RECORDS PROVIDED

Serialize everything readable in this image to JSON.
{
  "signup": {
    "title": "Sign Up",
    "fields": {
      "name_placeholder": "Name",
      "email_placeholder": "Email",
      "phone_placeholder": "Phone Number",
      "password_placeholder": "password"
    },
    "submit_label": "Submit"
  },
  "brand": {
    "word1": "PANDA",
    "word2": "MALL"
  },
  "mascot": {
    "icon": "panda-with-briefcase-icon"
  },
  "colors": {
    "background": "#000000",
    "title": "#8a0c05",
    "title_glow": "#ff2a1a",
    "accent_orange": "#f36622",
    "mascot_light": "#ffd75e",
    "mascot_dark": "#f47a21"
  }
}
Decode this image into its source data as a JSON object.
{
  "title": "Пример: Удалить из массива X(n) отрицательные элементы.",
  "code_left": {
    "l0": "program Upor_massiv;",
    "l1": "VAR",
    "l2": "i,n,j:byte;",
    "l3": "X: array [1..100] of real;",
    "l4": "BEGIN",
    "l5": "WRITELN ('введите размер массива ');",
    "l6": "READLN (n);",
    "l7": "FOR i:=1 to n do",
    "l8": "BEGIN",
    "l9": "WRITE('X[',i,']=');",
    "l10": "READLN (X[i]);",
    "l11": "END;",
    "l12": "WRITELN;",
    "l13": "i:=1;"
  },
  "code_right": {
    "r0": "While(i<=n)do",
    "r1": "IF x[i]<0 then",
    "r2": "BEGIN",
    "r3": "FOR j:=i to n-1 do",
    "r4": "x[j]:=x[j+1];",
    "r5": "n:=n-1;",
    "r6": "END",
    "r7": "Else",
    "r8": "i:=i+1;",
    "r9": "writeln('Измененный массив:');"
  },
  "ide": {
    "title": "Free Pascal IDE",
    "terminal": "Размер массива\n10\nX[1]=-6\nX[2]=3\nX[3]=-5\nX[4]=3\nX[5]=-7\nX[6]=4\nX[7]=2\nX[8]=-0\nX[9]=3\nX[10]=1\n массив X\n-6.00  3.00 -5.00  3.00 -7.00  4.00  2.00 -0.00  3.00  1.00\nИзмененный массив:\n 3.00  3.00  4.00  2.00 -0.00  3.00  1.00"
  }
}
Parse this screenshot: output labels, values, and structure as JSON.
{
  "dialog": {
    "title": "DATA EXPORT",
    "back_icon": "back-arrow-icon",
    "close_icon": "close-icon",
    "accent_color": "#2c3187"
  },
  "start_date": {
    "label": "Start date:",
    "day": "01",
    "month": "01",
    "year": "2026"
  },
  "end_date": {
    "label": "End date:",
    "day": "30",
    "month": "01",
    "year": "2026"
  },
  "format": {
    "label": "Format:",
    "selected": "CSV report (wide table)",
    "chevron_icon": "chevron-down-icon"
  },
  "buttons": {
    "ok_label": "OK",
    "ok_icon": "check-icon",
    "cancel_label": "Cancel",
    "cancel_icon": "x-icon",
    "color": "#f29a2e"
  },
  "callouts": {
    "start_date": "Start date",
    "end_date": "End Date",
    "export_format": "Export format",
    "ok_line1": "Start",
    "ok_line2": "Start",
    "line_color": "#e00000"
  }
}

SHORT PROBLEM
Every line above needs to be retyped exactly.

RESPONSE BELOW
Serialize everything readable in this image to JSON.
{
  "signup": {
    "title": "Sign Up",
    "fields": {
      "name_placeholder": "Name",
      "email_placeholder": "Email",
      "phone_placeholder": "Phone Number",
      "password_placeholder": "password"
    },
    "submit_label": "Submit"
  },
  "brand": {
    "word1": "PANDA",
    "word2": "MALL"
  },
  "mascot": {
    "icon": "panda-with-briefcase-icon"
  },
  "colors": {
    "background": "#000000",
    "title": "#8a0c05",
    "title_glow": "#ff2a1a",
    "accent_orange": "#f36622",
    "mascot_light": "#ffd75e",
    "mascot_dark": "#f47a21"
  }
}
Decode this image into its source data as a JSON object.
{
  "title": "Пример: Удалить из массива X(n) отрицательные элементы.",
  "code_left": {
    "l0": "program Upor_massiv;",
    "l1": "VAR",
    "l2": "i,n,j:byte;",
    "l3": "X: array [1..100] of real;",
    "l4": "BEGIN",
    "l5": "WRITELN ('введите размер массива ');",
    "l6": "READLN (n);",
    "l7": "FOR i:=1 to n do",
    "l8": "BEGIN",
    "l9": "WRITE('X[',i,']=');",
    "l10": "READLN (X[i]);",
    "l11": "END;",
    "l12": "WRITELN;",
    "l13": "i:=1;"
  },
  "code_right": {
    "r0": "While(i<=n)do",
    "r1": "IF x[i]<0 then",
    "r2": "BEGIN",
    "r3": "FOR j:=i to n-1 do",
    "r4": "x[j]:=x[j+1];",
    "r5": "n:=n-1;",
    "r6": "END",
    "r7": "Else",
    "r8": "i:=i+1;",
    "r9": "writeln('Измененный массив:');"
  },
  "ide": {
    "title": "Free Pascal IDE",
    "terminal": "Размер массива\n10\nX[1]=-6\nX[2]=3\nX[3]=-5\nX[4]=3\nX[5]=-7\nX[6]=4\nX[7]=2\nX[8]=-0\nX[9]=3\nX[10]=1\n массив X\n-6.00  3.00 -5.00  3.00 -7.00  4.00  2.00 -0.00  3.00  1.00\nИзмененный массив:\n 3.00  3.00  4.00  2.00 -0.00  3.00  1.00"
  }
}
Parse this screenshot: output labels, values, and structure as JSON.
{
  "dialog": {
    "title": "DATA EXPORT",
    "back_icon": "back-arrow-icon",
    "close_icon": "close-icon",
    "accent_color": "#2c3187"
  },
  "start_date": {
    "label": "Start date:",
    "day": "01",
    "month": "01",
    "year": "2026"
  },
  "end_date": {
    "label": "End date:",
    "day": "30",
    "month": "01",
    "year": "2026"
  },
  "format": {
    "label": "Format:",
    "selected": "CSV report (wide table)",
    "chevron_icon": "chevron-down-icon"
  },
  "buttons": {
    "ok_label": "OK",
    "ok_icon": "check-icon",
    "cancel_label": "Cancel",
    "cancel_icon": "x-icon",
    "color": "#f29a2e"
  },
  "callouts": {
    "start_date": "Start date",
    "end_date": "End Date",
    "export_format": "Export format",
    "ok_line1": "Start",
    "ok_line2": "Start",
    "line_color": "#e00000"
  }
}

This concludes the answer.